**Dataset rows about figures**

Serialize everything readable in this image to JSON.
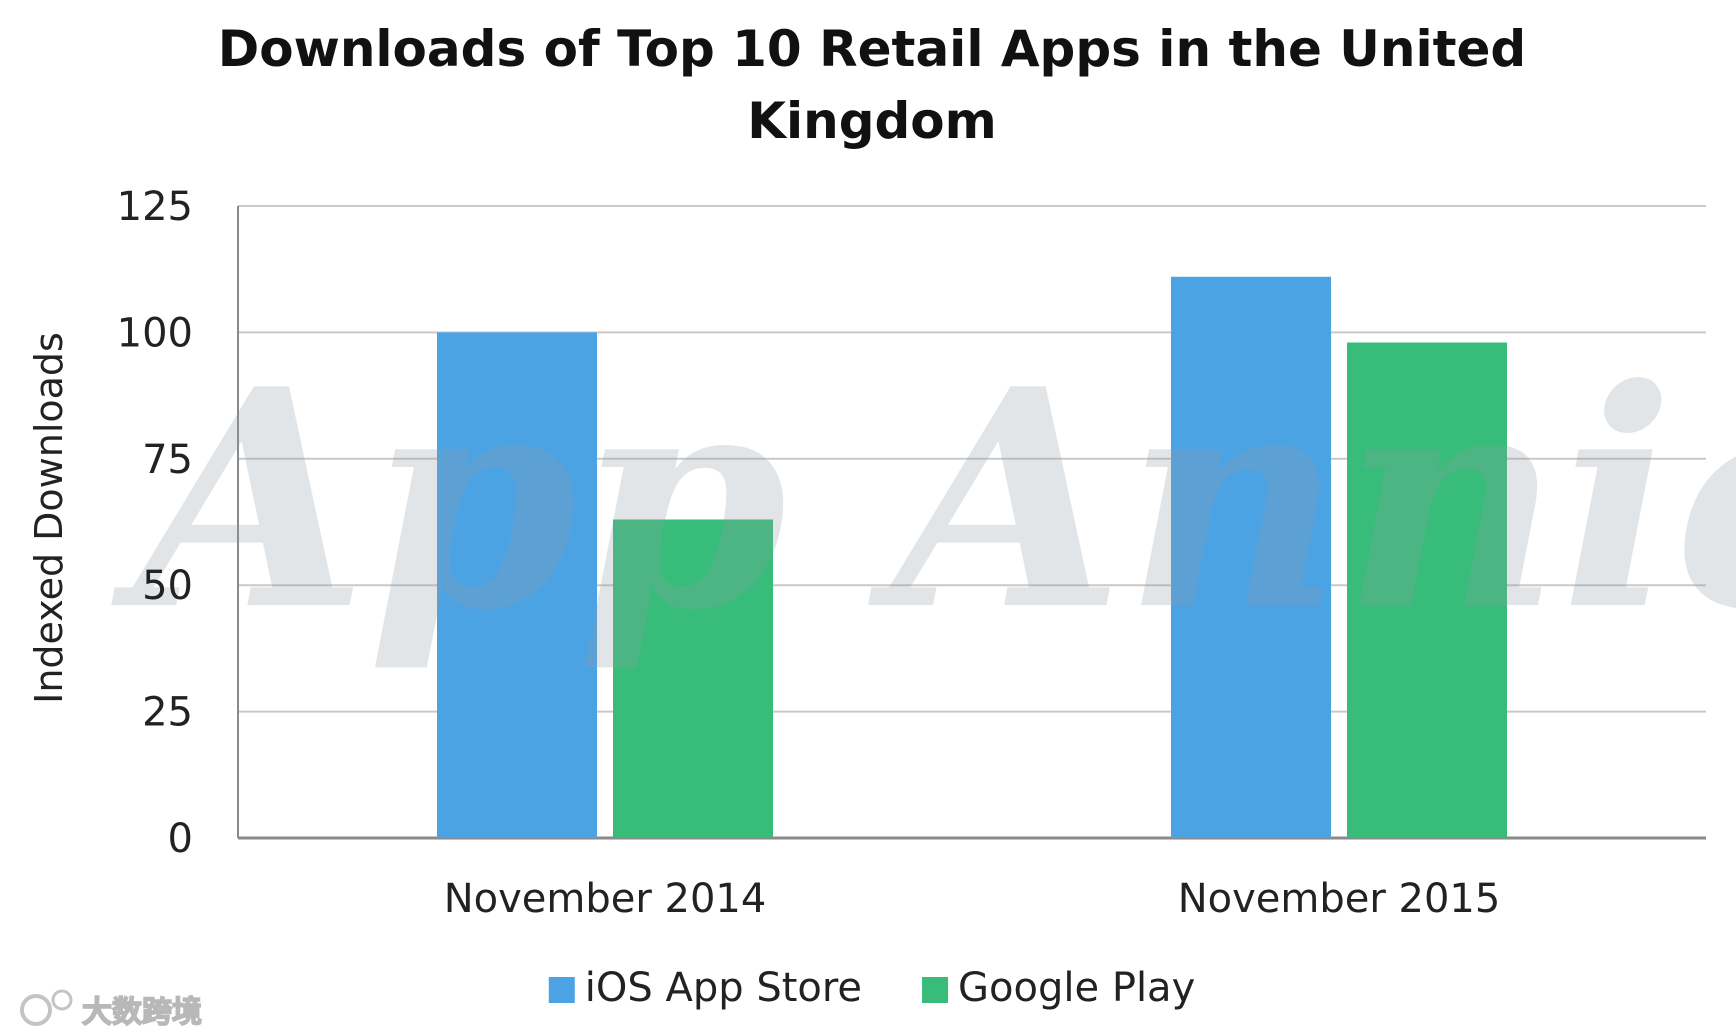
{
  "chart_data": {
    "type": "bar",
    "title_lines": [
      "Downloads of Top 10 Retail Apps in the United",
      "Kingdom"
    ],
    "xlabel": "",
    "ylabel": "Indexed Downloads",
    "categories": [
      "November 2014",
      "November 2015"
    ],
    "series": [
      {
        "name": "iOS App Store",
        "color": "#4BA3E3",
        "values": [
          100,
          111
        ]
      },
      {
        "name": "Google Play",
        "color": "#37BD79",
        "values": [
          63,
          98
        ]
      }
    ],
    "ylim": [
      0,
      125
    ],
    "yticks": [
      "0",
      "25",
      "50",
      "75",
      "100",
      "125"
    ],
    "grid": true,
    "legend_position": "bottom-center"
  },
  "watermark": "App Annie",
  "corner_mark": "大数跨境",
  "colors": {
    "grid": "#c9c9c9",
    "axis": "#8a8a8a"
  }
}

**PROBLEM TO WORK ON**
Copy out all the entries exactly. Images stay out of the copy.

**THE SOLUTION**
Serialize everything readable in this image to JSON.
{
  "chart_data": {
    "type": "bar",
    "title_lines": [
      "Downloads of Top 10 Retail Apps in the United",
      "Kingdom"
    ],
    "xlabel": "",
    "ylabel": "Indexed Downloads",
    "categories": [
      "November 2014",
      "November 2015"
    ],
    "series": [
      {
        "name": "iOS App Store",
        "color": "#4BA3E3",
        "values": [
          100,
          111
        ]
      },
      {
        "name": "Google Play",
        "color": "#37BD79",
        "values": [
          63,
          98
        ]
      }
    ],
    "ylim": [
      0,
      125
    ],
    "yticks": [
      "0",
      "25",
      "50",
      "75",
      "100",
      "125"
    ],
    "grid": true,
    "legend_position": "bottom-center"
  },
  "watermark": "App Annie",
  "corner_mark": "大数跨境",
  "colors": {
    "grid": "#c9c9c9",
    "axis": "#8a8a8a"
  }
}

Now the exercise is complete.